Опять страшно прибыла в весе (1 кг 200 г), и это меня напугало и огорчило. Стала замечать, что последние дни плохо себя чувствую. Почему-то вдруг мелькнуло — «туберкулез». И стало жаль уже не себя, а Юрку. Глупо, конечно, но вот и мысли-то сегодня какие-то необычные. Потом эта идиотская сестра на меня накричала, — зачем я вылила свой анализ и не показала ей. «Вы могли ошибиться. Ведь я же должна знать. Я не могу так работать». На что я «хозяйским», несколько резким тоном заметила ей, что я всегда так делаю и, если бы лучше говорила по-французски, сказала бы ей не особенно резко, что это ее, в сущности, совершенно не касается, что ей только нужно мне сделать пикюр. Я помню, что когда я еще лежала, мы с ней из-за чего-то повздорили. Не люблю я ее.
Вылезла на Porte de St. Cloud из метро. Сильный ветер и туман. Но и туман какой-то необычный, не парижский, не то туман, не то дым. Будет страшно, если я напишу «день тяжелых предчувствий». Чего? — не знаю, и это только усиливает тревогу.
Вечером я должна пойти к Юрию. И стало страшно: «что-нибудь помешает». Я — человек суеверный. Если я не в тот вагон метро сяду, я уже жду, что будет что-то не так, как всегда. Что же такое должно произойти? Хорошее или плохое? — не знаю. И я сегодня накапливаю десятки мелких примет, и мне очень тревожно.
Мне стыдно признаваться в таком суеверии, но что поделаешь? Его можно только искусно замаскировать, но от самой себя не спрячешь.

КОРОТКАЯ ЗАДАЧА. Пожалуйста, перескажите короче абзац показанного текста, начинающийся словами «Вечером я должна пойти к Юрию», сохранив его главные факты. Записи — отдельный материал, с показанным текстом они не связаны.

ИСХОДНЫЕ ДАННЫЕ.
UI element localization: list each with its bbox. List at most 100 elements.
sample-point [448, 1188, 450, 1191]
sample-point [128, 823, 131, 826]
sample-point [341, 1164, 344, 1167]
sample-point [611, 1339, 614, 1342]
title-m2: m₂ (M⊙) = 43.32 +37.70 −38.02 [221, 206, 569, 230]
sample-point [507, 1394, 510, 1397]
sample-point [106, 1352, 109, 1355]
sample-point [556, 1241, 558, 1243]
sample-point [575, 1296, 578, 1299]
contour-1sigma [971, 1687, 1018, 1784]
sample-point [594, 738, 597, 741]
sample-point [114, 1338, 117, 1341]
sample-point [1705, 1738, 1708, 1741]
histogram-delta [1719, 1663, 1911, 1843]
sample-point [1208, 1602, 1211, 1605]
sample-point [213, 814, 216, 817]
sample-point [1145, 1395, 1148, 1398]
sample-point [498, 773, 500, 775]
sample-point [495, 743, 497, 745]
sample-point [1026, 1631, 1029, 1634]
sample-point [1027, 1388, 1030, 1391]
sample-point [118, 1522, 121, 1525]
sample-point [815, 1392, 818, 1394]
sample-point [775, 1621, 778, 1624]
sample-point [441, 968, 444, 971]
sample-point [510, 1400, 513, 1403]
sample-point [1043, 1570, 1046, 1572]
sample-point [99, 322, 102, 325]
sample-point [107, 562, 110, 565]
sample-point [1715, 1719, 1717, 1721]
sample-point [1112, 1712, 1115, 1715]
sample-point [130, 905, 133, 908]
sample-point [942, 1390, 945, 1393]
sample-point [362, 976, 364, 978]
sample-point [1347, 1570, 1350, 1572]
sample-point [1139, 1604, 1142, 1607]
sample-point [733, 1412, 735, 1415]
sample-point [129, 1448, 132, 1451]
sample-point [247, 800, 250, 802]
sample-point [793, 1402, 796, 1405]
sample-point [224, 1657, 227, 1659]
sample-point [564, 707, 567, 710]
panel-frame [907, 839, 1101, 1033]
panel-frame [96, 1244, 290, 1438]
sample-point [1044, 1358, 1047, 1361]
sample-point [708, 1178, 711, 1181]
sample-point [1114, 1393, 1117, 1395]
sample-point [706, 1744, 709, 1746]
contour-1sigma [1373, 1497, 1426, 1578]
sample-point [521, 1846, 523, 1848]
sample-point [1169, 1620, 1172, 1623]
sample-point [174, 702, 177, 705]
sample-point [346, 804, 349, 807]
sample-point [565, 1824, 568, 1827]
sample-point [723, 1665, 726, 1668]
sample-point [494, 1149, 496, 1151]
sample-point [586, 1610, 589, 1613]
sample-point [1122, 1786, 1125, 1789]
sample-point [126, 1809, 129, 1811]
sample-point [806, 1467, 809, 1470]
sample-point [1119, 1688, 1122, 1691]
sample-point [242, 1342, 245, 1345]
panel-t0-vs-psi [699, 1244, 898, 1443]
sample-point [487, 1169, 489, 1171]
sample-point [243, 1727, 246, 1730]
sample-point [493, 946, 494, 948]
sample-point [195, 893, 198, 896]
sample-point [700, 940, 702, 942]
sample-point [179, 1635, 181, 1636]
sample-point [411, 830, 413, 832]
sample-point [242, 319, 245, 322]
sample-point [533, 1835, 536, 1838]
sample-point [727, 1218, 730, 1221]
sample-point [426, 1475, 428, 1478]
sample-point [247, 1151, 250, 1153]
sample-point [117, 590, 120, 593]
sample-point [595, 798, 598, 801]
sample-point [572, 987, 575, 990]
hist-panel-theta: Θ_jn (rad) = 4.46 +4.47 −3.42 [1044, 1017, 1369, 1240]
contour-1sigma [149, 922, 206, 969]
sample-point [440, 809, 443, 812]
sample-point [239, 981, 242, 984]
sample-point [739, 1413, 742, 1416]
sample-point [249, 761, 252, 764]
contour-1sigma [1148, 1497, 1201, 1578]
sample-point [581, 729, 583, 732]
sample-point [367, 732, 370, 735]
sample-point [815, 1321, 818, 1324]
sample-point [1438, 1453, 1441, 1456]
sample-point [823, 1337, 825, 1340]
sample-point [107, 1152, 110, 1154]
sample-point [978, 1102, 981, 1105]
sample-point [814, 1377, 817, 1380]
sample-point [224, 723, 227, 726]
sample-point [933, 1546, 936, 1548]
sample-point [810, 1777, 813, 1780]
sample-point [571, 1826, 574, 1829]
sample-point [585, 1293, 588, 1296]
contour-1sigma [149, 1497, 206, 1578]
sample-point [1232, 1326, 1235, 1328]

ОТВЕТ НА ЗАДАНИЕ. Вечером мне нужно к Юрию, и страшно, что что-нибудь помешает. Я человек суеверный: если сяду не в тот вагон метро, уже жду, что всё пойдет не так, как всегда. Что произойдет, хорошее или плохое, не знаю. Сегодня я накапливаю десятки мелких примет, и мне очень тревожно.